[Records contained in a dataset]
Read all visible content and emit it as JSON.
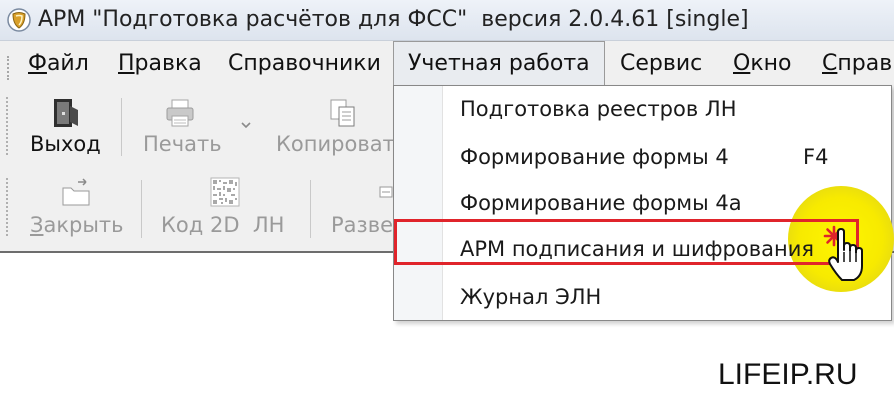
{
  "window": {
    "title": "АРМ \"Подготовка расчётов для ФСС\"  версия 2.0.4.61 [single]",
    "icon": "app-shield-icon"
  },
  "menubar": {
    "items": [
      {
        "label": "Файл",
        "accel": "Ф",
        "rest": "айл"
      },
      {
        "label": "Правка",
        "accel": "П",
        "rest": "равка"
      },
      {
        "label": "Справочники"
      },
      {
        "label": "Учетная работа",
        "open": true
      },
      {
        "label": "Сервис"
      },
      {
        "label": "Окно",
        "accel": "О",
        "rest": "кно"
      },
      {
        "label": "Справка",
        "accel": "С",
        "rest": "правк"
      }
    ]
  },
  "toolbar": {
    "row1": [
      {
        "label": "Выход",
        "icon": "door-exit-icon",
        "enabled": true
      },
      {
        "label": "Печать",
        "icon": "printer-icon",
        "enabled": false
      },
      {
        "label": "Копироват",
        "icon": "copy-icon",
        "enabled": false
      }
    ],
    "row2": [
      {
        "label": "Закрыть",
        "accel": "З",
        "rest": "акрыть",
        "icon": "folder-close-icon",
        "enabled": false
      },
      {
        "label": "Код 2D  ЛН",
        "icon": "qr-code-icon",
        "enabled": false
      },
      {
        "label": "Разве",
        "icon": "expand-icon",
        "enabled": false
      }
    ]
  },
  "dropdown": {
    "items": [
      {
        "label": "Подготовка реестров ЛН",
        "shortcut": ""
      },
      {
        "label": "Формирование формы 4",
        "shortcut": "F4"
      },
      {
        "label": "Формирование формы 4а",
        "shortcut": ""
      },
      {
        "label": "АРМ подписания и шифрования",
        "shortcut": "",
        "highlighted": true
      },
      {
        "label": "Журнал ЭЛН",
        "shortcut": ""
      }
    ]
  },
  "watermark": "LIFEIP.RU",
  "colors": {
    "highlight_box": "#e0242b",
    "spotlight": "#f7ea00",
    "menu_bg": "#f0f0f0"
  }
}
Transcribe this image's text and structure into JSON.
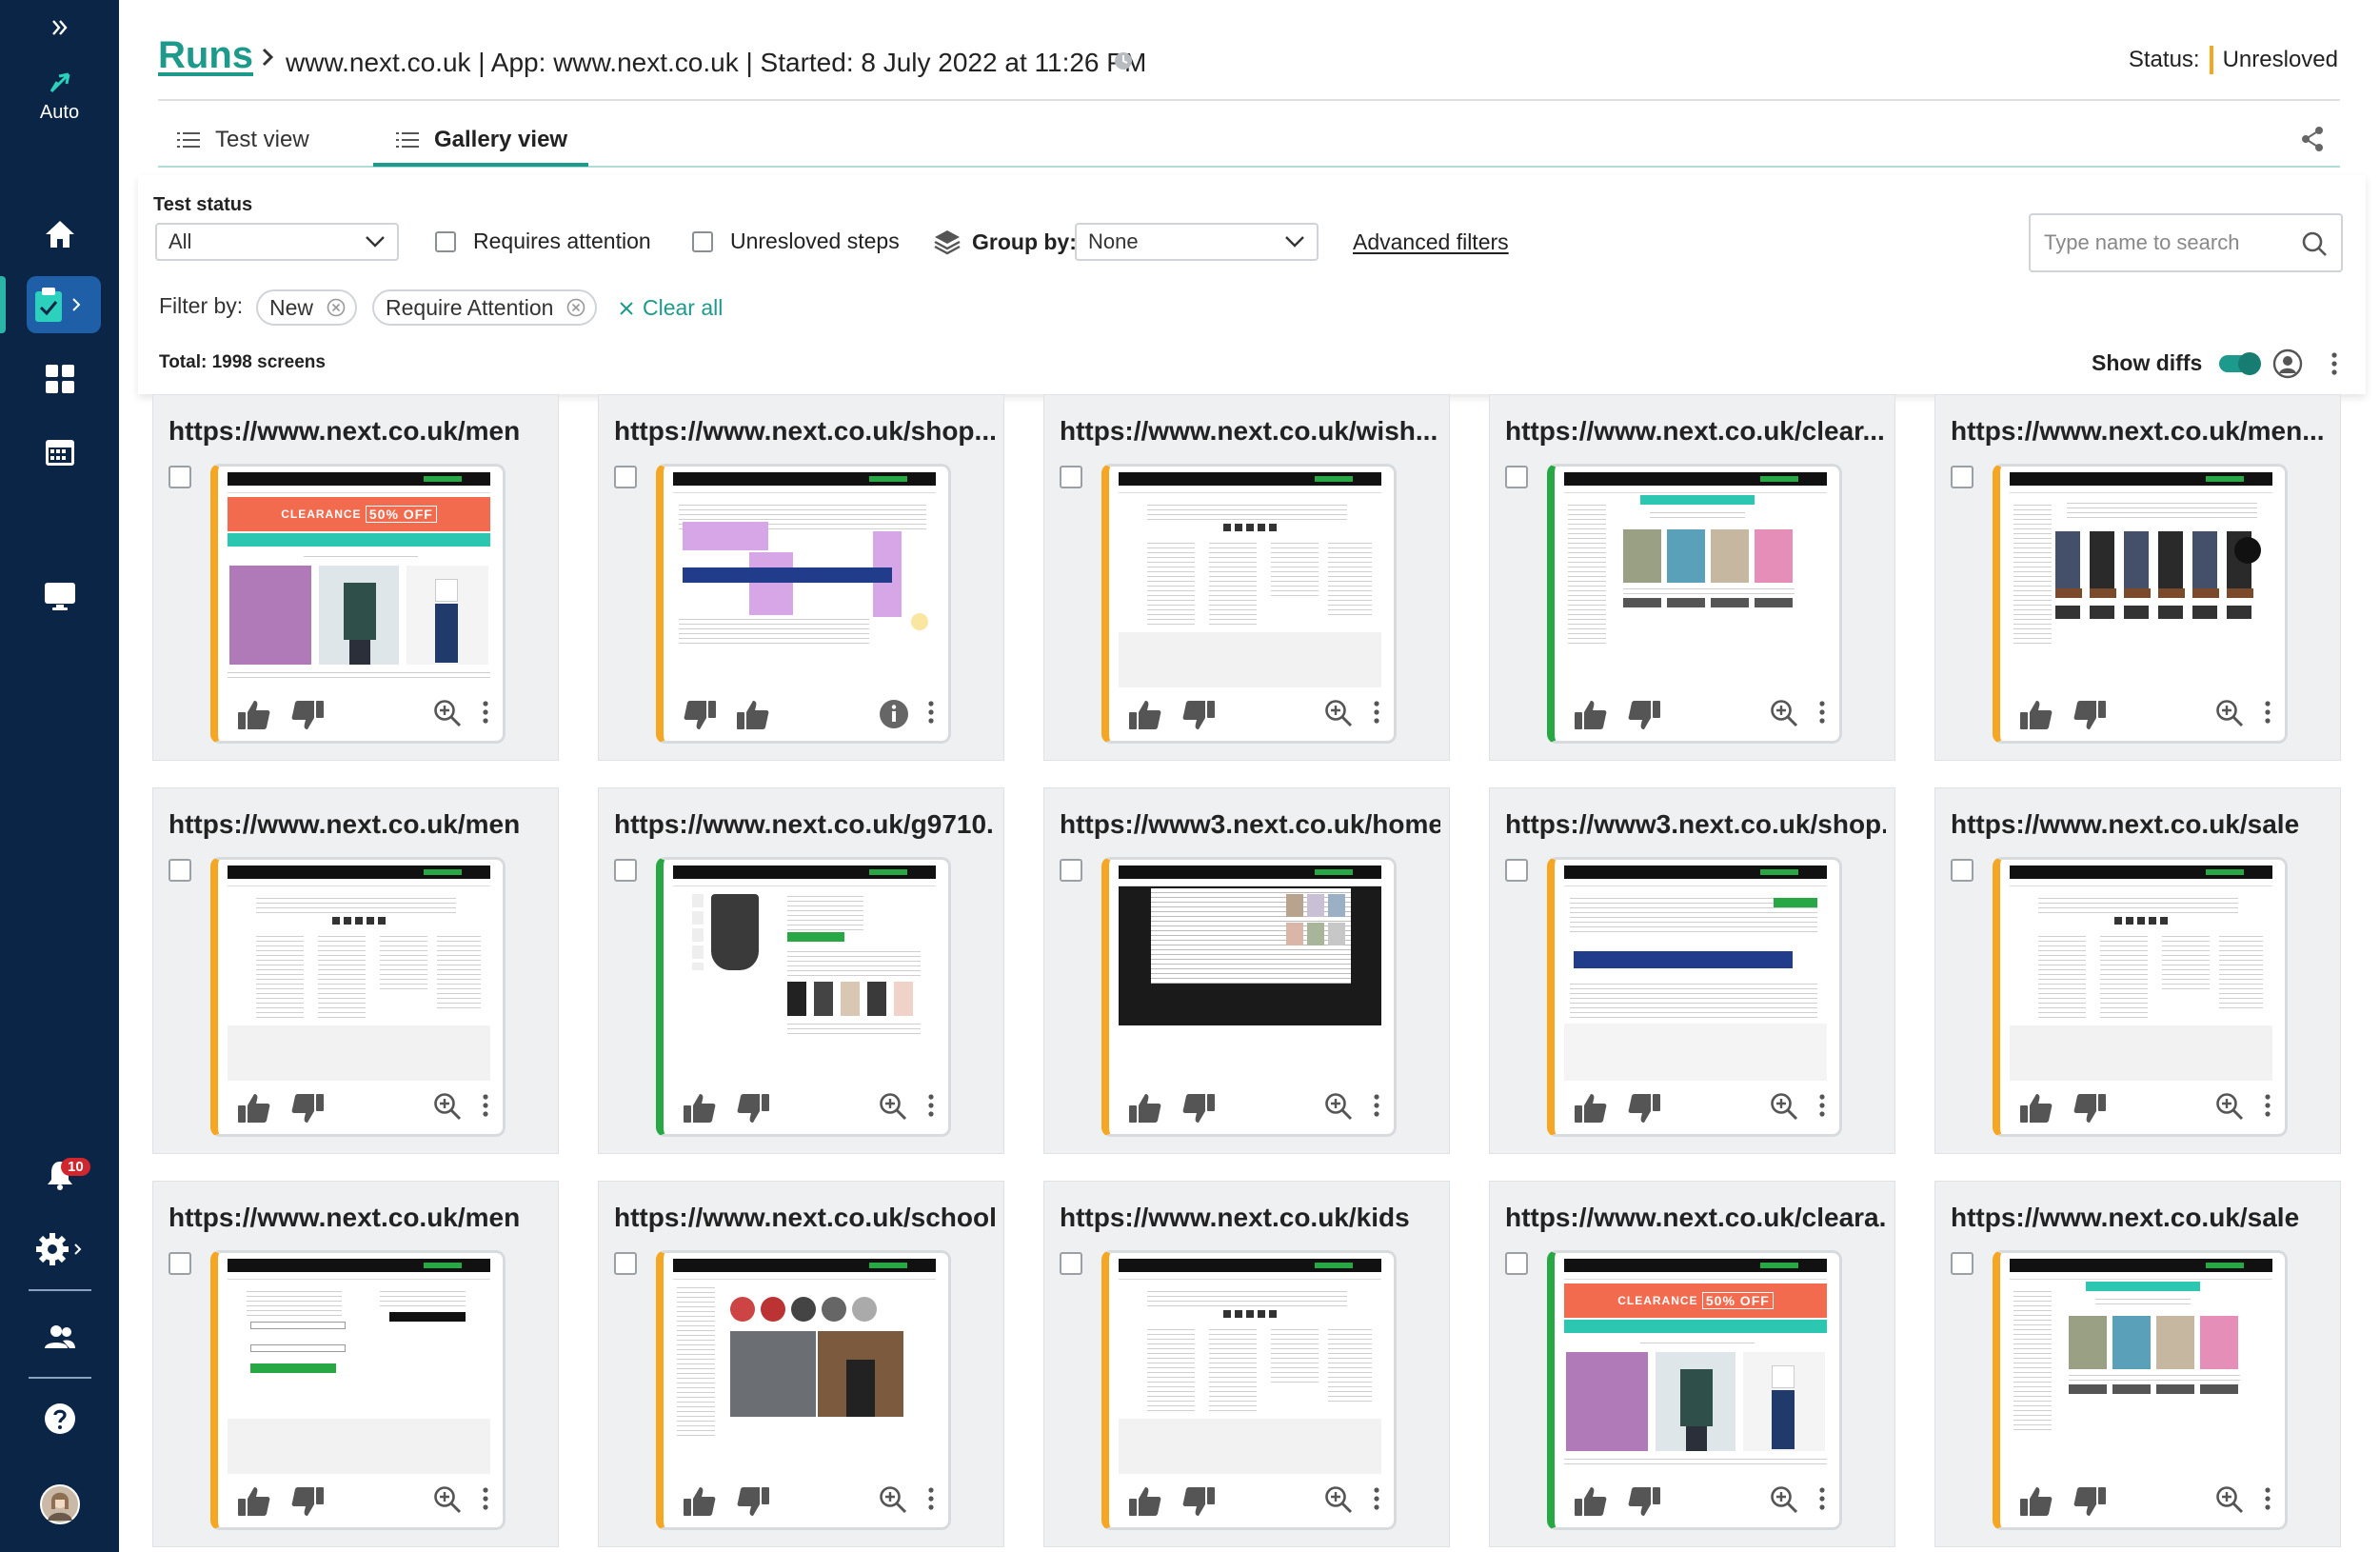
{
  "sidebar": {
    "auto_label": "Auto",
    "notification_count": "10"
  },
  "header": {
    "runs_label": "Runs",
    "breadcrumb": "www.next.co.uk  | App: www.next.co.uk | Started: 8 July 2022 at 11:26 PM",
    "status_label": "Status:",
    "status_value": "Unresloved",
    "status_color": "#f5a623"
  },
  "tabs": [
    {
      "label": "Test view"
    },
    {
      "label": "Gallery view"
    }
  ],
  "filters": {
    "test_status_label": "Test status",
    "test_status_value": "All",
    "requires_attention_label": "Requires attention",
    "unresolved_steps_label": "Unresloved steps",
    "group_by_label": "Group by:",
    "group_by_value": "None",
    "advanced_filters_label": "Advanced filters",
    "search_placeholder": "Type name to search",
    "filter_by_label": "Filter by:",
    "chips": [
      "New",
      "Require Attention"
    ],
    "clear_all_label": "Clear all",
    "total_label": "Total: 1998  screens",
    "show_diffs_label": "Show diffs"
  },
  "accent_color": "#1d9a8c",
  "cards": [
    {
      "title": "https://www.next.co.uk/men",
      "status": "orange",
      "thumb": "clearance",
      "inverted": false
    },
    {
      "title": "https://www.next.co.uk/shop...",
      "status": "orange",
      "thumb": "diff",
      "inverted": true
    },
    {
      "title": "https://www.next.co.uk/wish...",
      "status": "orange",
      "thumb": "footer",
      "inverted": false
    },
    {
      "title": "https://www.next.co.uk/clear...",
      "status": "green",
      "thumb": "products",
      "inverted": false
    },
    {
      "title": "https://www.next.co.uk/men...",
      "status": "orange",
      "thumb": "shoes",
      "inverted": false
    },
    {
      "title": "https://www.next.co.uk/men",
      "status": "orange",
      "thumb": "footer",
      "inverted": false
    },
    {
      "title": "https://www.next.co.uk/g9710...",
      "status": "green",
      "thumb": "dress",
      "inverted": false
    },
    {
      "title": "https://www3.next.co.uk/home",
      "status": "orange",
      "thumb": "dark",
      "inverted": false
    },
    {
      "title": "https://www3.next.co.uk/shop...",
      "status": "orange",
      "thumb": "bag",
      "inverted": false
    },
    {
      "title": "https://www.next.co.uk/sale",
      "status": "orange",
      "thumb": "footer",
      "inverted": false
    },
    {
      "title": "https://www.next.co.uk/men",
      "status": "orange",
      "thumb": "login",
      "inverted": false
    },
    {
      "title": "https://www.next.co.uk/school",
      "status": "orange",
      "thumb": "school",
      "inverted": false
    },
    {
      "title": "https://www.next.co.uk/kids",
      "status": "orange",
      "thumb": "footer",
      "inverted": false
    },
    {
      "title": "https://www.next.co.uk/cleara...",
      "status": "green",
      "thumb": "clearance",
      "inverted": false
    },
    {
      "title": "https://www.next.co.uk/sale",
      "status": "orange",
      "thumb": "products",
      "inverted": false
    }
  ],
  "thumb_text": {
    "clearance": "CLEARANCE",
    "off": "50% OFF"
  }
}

§ **Problem description**: Find the word "формы" in the entries, and copy every line it shows up in.

§ **Full solution**:
        "label": "Формирование формы 4",
        "label": "Формирование формы 4а",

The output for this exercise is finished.